* **Given request**
Repeat all of the material below exactly as written, images excluded.

Stored entries:

___

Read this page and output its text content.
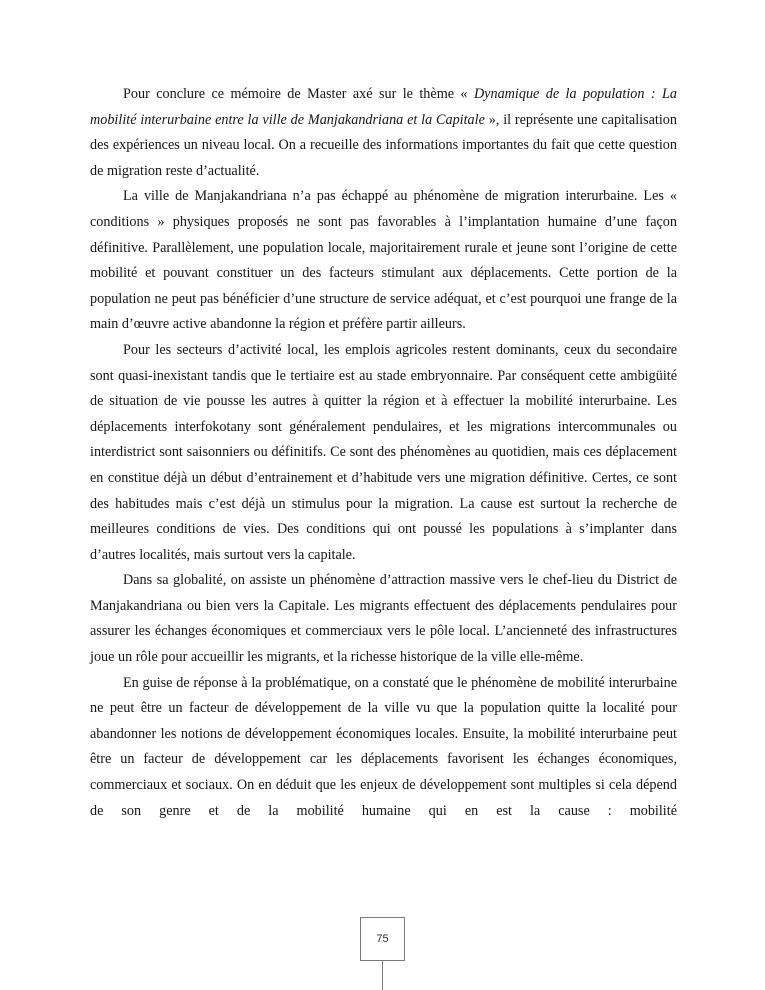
Pour conclure ce mémoire de Master axé sur le thème « Dynamique de la population : La mobilité interurbaine entre la ville de Manjakandriana et la Capitale », il représente une capitalisation des expériences un niveau local. On a recueille des informations importantes du fait que cette question de migration reste d’actualité.

La ville de Manjakandriana n’a pas échappé au phénomène de migration interurbaine. Les « conditions » physiques proposés ne sont pas favorables à l’implantation humaine d’une façon définitive. Parallèlement, une population locale, majoritairement rurale et jeune sont l’origine de cette mobilité et pouvant constituer un des facteurs stimulant aux déplacements. Cette portion de la population ne peut pas bénéficier d’une structure de service adéquat, et c’est pourquoi une frange de la main d’œuvre active abandonne la région et préfère partir ailleurs.

Pour les secteurs d’activité local, les emplois agricoles restent dominants, ceux du secondaire sont quasi-inexistant tandis que le tertiaire est au stade embryonnaire. Par conséquent cette ambigüité de situation de vie pousse les autres à quitter la région et à effectuer la mobilité interurbaine. Les déplacements interfokotany sont généralement pendulaires, et les migrations intercommunales ou interdistrict sont saisonniers ou définitifs. Ce sont des phénomènes au quotidien, mais ces déplacement en constitue déjà un début d’entrainement et d’habitude vers une migration définitive. Certes, ce sont des habitudes mais c’est déjà un stimulus pour la migration. La cause est surtout la recherche de meilleures conditions de vies. Des conditions qui ont poussé les populations à s’implanter dans d’autres localités, mais surtout vers la capitale.

Dans sa globalité, on assiste un phénomène d’attraction massive vers le chef-lieu du District de Manjakandriana ou bien vers la Capitale. Les migrants effectuent des déplacements pendulaires pour assurer les échanges économiques et commerciaux vers le pôle local. L’ancienneté des infrastructures joue un rôle pour accueillir les migrants, et la richesse historique de la ville elle-même.

En guise de réponse à la problématique, on a constaté que le phénomène de mobilité interurbaine ne peut être un facteur de développement de la ville vu que la population quitte la localité pour abandonner les notions de développement économiques locales. Ensuite, la mobilité interurbaine peut être un facteur de développement car les déplacements favorisent les échanges économiques, commerciaux et sociaux. On en déduit que les enjeux de développement sont multiples si cela dépend de son genre et de la mobilité humaine qui en est la cause : mobilité

75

___

* **Solution below**
Read this page and output its text content.
Pour conclure ce mémoire de Master axé sur le thème « Dynamique de la population : La mobilité interurbaine entre la ville de Manjakandriana et la Capitale », il représente une capitalisation des expériences un niveau local. On a recueille des informations importantes du fait que cette question de migration reste d’actualité.

La ville de Manjakandriana n’a pas échappé au phénomène de migration interurbaine. Les « conditions » physiques proposés ne sont pas favorables à l’implantation humaine d’une façon définitive. Parallèlement, une population locale, majoritairement rurale et jeune sont l’origine de cette mobilité et pouvant constituer un des facteurs stimulant aux déplacements. Cette portion de la population ne peut pas bénéficier d’une structure de service adéquat, et c’est pourquoi une frange de la main d’œuvre active abandonne la région et préfère partir ailleurs.

Pour les secteurs d’activité local, les emplois agricoles restent dominants, ceux du secondaire sont quasi-inexistant tandis que le tertiaire est au stade embryonnaire. Par conséquent cette ambigüité de situation de vie pousse les autres à quitter la région et à effectuer la mobilité interurbaine. Les déplacements interfokotany sont généralement pendulaires, et les migrations intercommunales ou interdistrict sont saisonniers ou définitifs. Ce sont des phénomènes au quotidien, mais ces déplacement en constitue déjà un début d’entrainement et d’habitude vers une migration définitive. Certes, ce sont des habitudes mais c’est déjà un stimulus pour la migration. La cause est surtout la recherche de meilleures conditions de vies. Des conditions qui ont poussé les populations à s’implanter dans d’autres localités, mais surtout vers la capitale.

Dans sa globalité, on assiste un phénomène d’attraction massive vers le chef-lieu du District de Manjakandriana ou bien vers la Capitale. Les migrants effectuent des déplacements pendulaires pour assurer les échanges économiques et commerciaux vers le pôle local. L’ancienneté des infrastructures joue un rôle pour accueillir les migrants, et la richesse historique de la ville elle-même.

En guise de réponse à la problématique, on a constaté que le phénomène de mobilité interurbaine ne peut être un facteur de développement de la ville vu que la population quitte la localité pour abandonner les notions de développement économiques locales. Ensuite, la mobilité interurbaine peut être un facteur de développement car les déplacements favorisent les échanges économiques, commerciaux et sociaux. On en déduit que les enjeux de développement sont multiples si cela dépend de son genre et de la mobilité humaine qui en est la cause : mobilité

75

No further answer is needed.